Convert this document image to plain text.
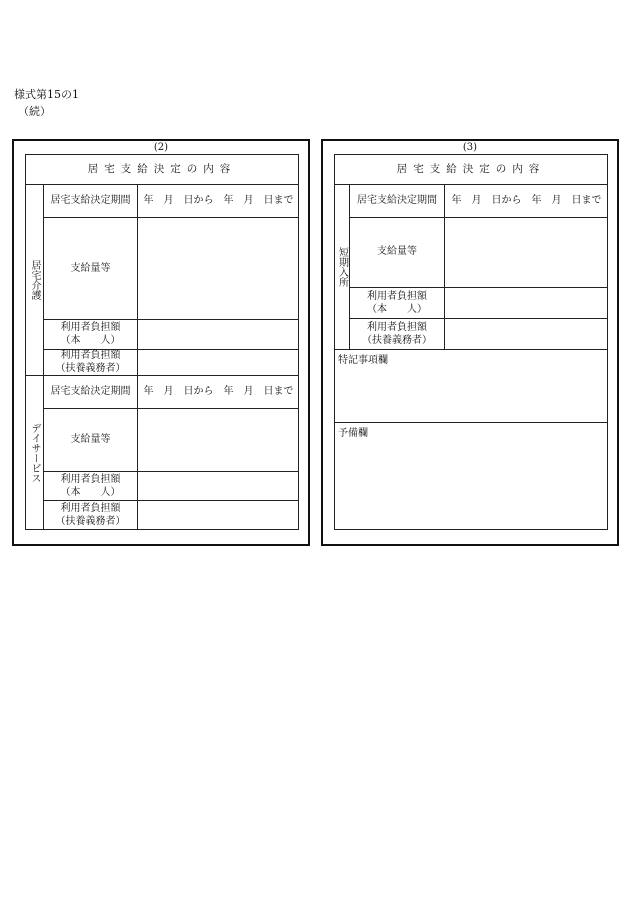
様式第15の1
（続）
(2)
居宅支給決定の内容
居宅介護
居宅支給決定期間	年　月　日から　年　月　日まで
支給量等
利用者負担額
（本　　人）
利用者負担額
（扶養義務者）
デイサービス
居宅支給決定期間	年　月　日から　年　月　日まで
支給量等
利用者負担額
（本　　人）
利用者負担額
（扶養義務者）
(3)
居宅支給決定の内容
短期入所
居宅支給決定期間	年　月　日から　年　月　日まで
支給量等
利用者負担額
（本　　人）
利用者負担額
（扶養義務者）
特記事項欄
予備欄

_SET PROBLEM_.
Copy the listing over exactly, skipping the pictures it holds.

_TASK RESPONSE_.
Convert this document image to plain text.
様式第15の1
（続）
(2)
居宅支給決定の内容
居宅介護
居宅支給決定期間	年　月　日から　年　月　日まで
支給量等
利用者負担額
（本　　人）
利用者負担額
（扶養義務者）
デイサービス
居宅支給決定期間	年　月　日から　年　月　日まで
支給量等
利用者負担額
（本　　人）
利用者負担額
（扶養義務者）
(3)
居宅支給決定の内容
短期入所
居宅支給決定期間	年　月　日から　年　月　日まで
支給量等
利用者負担額
（本　　人）
利用者負担額
（扶養義務者）
特記事項欄
予備欄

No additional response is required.